──────── MATERIAL FOR THE TASK ────────

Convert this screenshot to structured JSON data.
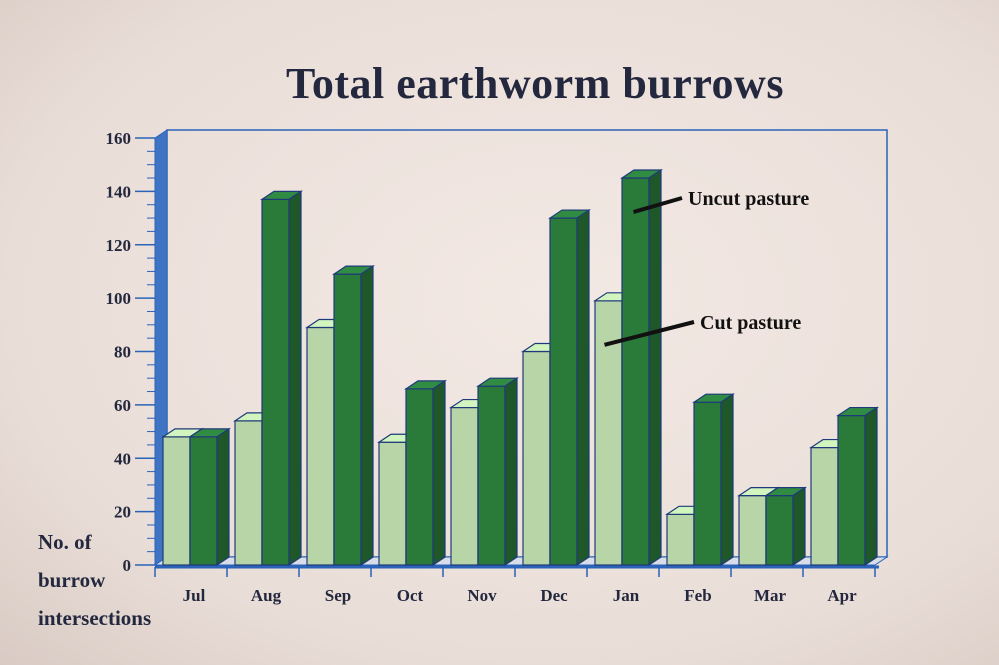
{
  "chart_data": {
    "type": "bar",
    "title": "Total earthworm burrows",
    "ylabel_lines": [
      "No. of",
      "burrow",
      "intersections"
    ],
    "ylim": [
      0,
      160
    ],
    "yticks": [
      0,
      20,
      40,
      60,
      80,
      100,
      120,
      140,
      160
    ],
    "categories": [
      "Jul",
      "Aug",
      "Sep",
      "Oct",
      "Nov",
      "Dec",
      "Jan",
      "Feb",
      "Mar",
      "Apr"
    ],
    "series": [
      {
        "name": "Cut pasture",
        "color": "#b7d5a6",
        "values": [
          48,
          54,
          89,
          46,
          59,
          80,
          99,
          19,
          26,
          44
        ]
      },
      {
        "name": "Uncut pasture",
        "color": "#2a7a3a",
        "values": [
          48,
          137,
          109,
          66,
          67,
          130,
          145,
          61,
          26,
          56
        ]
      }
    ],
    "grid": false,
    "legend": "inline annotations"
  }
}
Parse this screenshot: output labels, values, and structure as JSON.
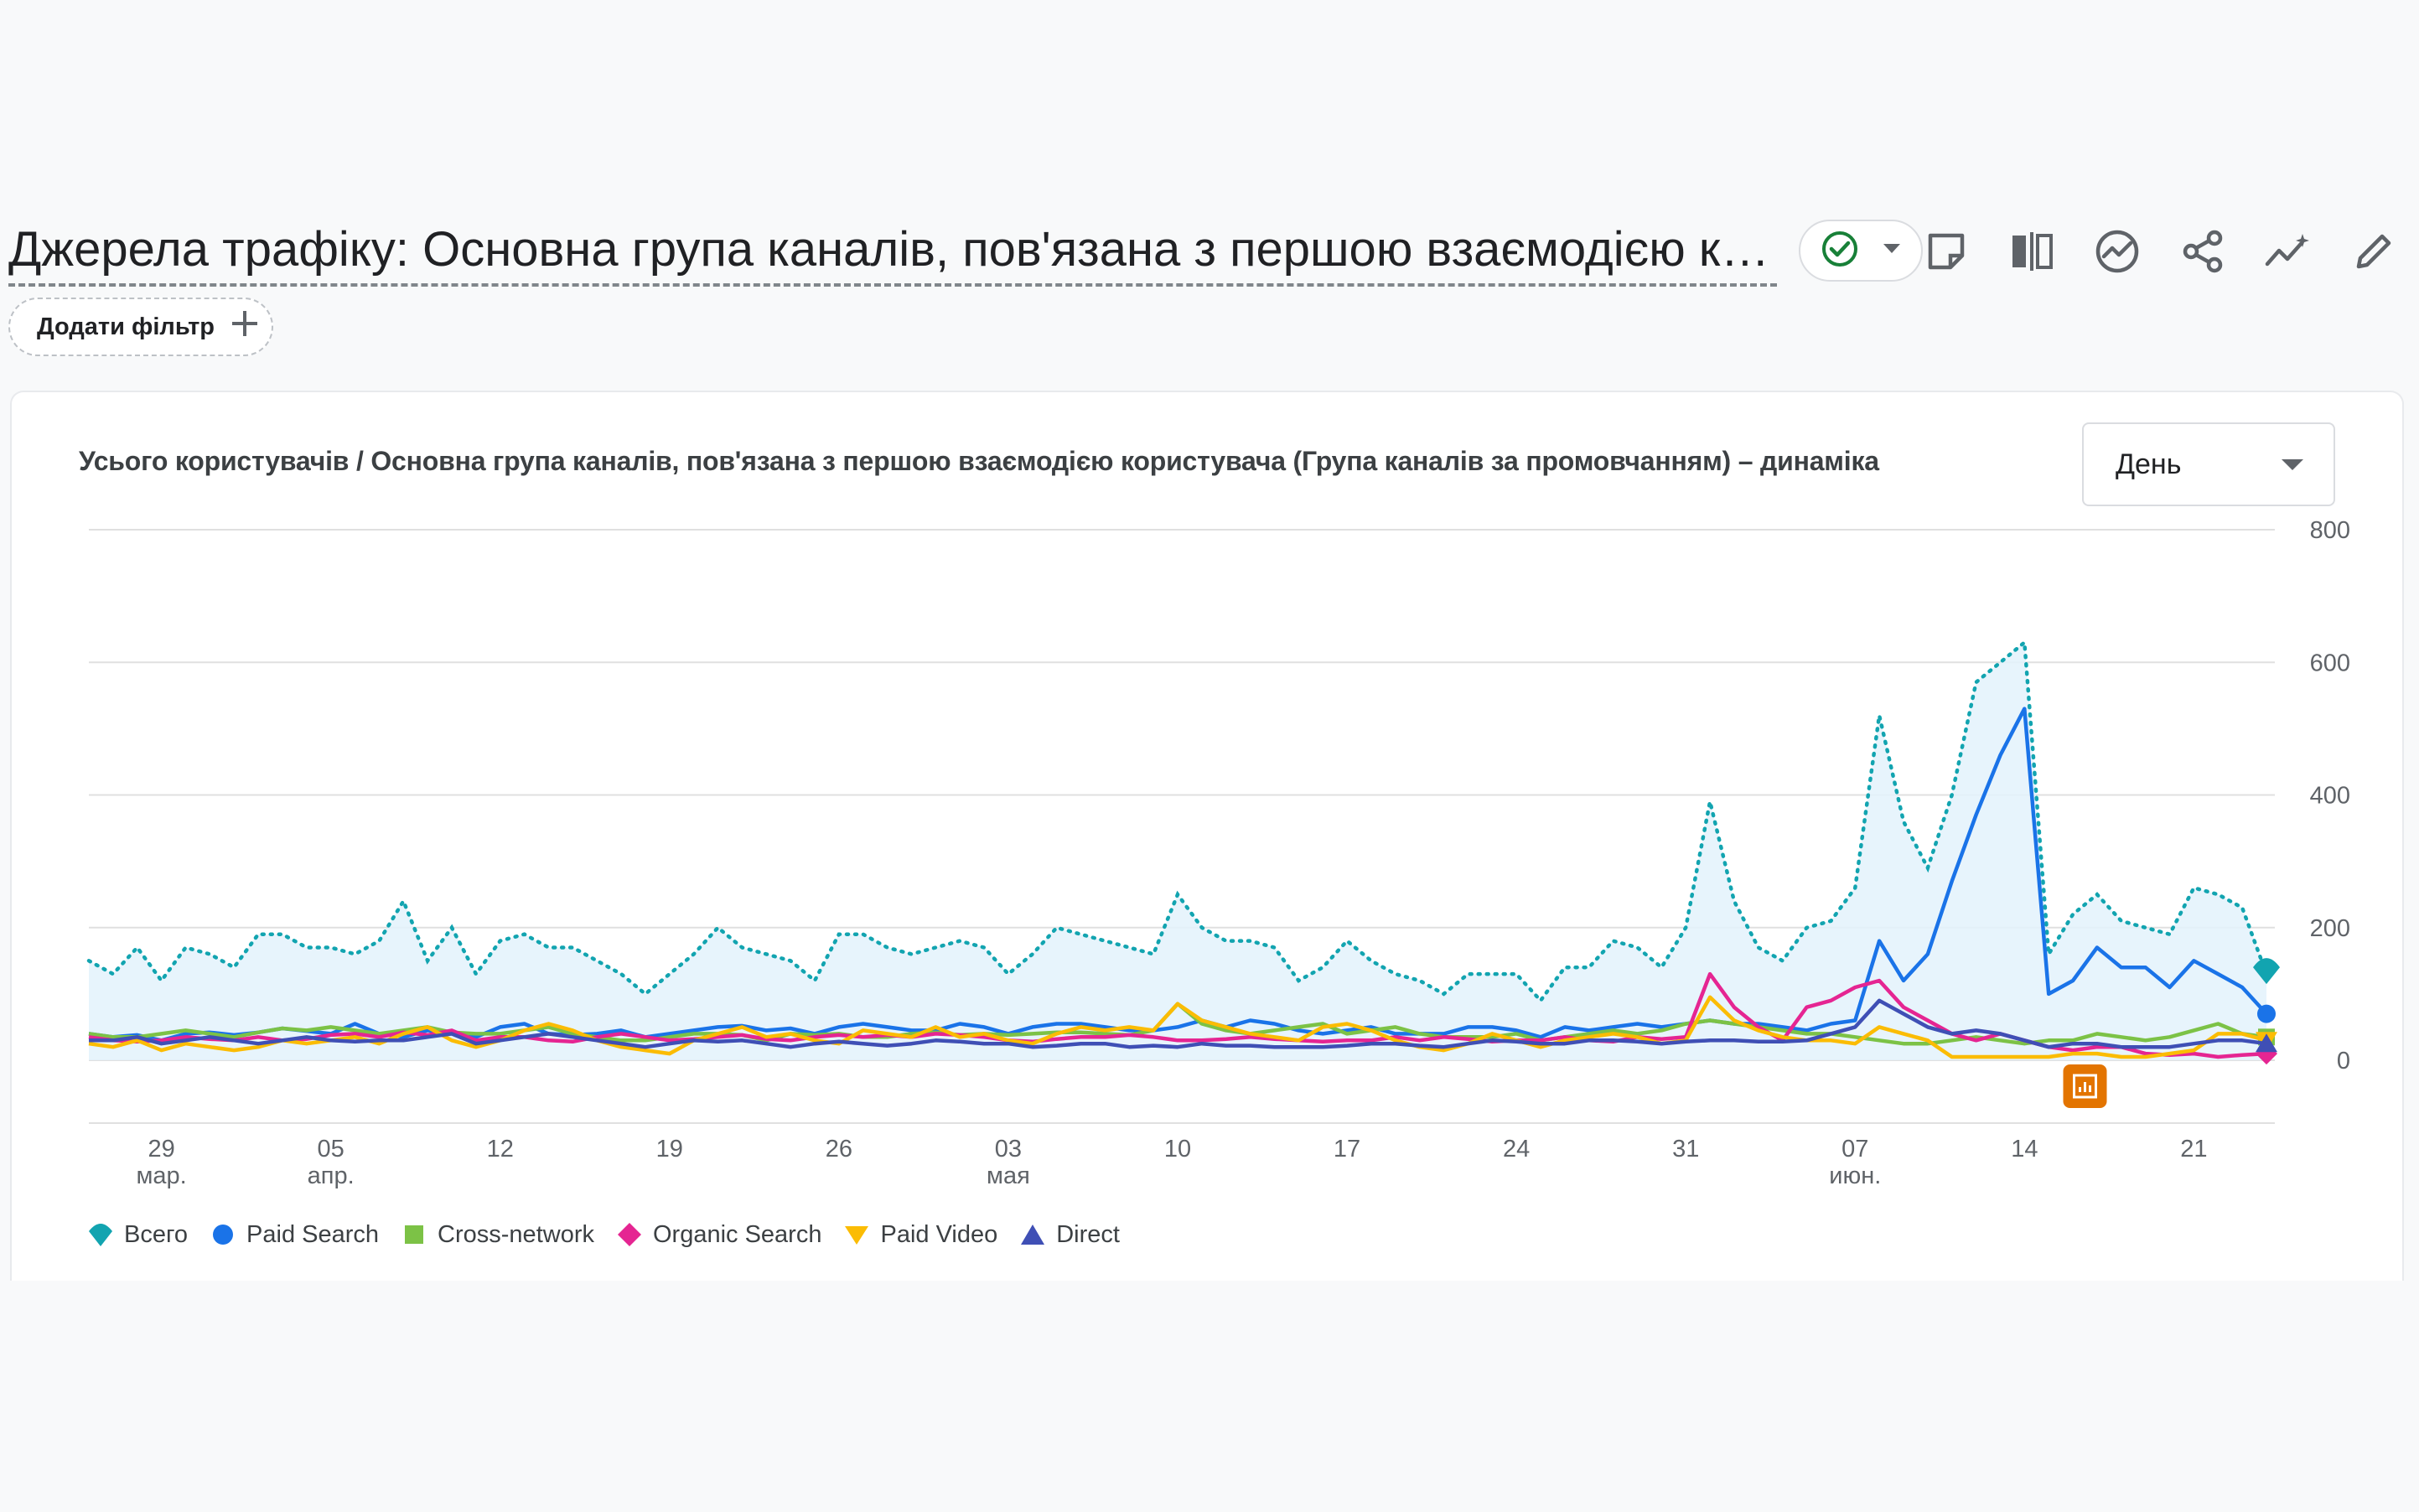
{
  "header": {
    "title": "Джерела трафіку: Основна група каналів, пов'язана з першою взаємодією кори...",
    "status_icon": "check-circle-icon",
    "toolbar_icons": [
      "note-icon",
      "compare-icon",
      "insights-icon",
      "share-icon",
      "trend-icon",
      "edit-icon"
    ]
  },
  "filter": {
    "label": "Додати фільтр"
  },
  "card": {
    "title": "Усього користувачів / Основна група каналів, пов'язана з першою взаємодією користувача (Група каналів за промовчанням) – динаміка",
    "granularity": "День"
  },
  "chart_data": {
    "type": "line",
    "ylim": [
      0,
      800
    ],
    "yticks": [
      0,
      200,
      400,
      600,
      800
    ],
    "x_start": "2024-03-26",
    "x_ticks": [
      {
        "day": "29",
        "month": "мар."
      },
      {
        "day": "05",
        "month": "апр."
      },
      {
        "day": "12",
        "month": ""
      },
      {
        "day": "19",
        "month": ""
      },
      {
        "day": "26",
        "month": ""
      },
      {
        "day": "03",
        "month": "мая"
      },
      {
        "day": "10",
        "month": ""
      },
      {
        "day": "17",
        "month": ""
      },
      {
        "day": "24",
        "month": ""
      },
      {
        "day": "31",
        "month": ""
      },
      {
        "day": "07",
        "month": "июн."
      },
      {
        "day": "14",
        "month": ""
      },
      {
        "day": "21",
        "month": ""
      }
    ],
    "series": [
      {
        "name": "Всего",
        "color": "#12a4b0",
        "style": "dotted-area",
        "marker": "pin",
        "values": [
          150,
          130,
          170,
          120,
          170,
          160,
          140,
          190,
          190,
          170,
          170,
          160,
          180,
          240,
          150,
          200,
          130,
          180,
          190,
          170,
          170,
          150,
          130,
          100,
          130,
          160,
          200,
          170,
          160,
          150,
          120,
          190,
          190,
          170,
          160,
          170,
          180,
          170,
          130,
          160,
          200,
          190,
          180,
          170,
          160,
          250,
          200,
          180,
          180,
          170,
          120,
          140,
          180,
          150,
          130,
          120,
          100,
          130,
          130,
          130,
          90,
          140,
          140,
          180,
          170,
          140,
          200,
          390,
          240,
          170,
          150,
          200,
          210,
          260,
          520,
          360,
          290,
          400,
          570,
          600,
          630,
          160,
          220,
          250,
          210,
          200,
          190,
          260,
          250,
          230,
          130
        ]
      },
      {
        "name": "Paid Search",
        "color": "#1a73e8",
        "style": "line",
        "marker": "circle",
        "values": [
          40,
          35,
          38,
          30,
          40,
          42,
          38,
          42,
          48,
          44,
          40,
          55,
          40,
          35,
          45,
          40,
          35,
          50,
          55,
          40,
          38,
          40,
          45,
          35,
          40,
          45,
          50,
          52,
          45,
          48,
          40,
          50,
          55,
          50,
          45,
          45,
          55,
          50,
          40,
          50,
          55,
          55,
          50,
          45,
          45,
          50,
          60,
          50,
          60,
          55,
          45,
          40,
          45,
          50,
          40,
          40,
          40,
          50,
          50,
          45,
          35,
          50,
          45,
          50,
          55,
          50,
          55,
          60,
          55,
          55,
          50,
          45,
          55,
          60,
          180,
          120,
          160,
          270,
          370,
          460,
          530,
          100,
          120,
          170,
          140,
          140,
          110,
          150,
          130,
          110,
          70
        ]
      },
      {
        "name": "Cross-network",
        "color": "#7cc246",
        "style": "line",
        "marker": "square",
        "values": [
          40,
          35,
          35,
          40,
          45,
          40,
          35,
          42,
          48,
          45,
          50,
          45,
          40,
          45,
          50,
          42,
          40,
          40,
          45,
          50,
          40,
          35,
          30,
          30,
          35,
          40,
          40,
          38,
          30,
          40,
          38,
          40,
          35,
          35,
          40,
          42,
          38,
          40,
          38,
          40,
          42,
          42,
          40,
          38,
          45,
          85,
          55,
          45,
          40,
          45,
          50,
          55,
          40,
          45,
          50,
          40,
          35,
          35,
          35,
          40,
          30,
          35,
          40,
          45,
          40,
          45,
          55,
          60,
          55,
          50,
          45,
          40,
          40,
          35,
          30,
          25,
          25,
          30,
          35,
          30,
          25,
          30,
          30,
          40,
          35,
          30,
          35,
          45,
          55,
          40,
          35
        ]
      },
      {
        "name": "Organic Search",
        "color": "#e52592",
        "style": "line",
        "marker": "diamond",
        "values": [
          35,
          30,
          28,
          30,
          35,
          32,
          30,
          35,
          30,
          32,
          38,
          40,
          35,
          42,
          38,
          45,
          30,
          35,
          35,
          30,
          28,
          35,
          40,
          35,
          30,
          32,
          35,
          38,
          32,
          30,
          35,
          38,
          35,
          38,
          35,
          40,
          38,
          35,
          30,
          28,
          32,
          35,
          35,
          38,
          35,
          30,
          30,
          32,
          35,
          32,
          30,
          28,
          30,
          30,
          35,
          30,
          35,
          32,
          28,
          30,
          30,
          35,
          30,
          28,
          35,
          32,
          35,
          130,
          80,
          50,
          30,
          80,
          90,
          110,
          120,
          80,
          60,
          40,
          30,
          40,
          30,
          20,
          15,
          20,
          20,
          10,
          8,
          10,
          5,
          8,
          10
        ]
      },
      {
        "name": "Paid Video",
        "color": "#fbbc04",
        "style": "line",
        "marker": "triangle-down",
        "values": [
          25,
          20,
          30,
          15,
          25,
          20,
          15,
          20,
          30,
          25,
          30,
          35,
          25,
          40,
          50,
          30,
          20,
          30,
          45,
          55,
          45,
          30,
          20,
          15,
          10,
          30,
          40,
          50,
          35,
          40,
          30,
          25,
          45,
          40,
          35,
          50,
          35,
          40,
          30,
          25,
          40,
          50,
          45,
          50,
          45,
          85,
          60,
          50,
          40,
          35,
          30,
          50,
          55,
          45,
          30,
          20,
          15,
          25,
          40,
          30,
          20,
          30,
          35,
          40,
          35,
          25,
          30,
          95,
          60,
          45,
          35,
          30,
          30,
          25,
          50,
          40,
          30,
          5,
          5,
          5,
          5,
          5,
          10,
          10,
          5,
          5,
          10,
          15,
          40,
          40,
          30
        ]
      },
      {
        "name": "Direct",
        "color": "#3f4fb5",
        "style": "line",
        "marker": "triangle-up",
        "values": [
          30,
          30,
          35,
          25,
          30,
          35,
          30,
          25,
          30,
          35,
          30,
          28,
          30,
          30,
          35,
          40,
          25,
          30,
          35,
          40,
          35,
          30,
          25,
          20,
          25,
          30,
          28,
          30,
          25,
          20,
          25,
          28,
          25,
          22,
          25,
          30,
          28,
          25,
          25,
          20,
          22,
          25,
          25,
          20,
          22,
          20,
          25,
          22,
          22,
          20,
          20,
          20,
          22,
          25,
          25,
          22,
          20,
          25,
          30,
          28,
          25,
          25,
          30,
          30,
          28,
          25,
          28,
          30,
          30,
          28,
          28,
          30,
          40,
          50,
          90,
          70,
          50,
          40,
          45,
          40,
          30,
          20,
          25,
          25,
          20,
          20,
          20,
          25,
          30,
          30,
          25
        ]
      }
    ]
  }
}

────────
──────── MATERIAL FOR THE TASK ────────

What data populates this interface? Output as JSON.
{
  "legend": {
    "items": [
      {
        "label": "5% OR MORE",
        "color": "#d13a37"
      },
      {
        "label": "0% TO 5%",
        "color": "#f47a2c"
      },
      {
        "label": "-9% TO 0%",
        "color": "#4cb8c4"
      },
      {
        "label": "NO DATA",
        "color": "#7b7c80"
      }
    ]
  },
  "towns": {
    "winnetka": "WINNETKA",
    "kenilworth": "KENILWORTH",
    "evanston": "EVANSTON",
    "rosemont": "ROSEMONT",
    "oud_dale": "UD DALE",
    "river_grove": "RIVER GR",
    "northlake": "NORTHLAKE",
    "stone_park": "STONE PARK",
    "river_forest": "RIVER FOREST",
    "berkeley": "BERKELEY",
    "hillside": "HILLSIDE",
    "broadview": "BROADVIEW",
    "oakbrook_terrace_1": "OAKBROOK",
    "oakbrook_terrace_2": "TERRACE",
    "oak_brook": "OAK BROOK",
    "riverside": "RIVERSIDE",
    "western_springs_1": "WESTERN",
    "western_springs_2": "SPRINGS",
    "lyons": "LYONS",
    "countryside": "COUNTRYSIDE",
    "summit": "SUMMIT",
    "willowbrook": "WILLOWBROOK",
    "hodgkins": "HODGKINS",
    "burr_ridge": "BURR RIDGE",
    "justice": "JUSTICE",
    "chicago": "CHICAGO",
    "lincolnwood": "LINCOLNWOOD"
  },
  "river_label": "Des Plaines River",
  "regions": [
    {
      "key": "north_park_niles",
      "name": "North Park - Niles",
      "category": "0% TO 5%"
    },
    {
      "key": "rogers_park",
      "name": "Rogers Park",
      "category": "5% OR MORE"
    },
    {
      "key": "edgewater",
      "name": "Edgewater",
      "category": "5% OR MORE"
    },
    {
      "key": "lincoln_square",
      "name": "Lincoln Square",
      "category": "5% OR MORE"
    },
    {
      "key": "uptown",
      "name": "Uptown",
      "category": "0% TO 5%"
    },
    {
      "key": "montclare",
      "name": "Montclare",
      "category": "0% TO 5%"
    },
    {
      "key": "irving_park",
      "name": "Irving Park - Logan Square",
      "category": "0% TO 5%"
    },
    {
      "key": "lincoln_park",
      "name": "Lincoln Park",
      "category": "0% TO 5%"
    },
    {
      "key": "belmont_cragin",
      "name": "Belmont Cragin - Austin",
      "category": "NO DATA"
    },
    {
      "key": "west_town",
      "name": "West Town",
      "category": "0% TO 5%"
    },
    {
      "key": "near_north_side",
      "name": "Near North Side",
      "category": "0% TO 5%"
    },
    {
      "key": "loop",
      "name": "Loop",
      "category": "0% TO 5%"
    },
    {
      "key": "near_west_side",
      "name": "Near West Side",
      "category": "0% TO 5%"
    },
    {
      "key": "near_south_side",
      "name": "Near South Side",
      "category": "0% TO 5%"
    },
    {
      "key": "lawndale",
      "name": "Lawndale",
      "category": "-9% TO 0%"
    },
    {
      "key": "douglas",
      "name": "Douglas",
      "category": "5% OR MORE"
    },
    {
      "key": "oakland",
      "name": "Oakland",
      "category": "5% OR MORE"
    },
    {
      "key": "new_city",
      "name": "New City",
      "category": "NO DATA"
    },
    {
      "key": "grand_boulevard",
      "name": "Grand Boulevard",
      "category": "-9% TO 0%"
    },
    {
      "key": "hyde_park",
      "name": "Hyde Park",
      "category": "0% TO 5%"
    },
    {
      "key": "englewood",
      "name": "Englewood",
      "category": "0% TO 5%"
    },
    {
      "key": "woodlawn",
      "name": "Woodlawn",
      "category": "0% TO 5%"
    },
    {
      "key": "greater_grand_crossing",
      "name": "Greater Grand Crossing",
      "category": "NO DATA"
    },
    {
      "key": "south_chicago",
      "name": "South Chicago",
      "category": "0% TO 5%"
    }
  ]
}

────────

## [TASK PROMPT]
Copy each line of the records that contains the word "circle".

## [REPLY]
    "status_icon": "check-circle-icon",
        "marker": "circle",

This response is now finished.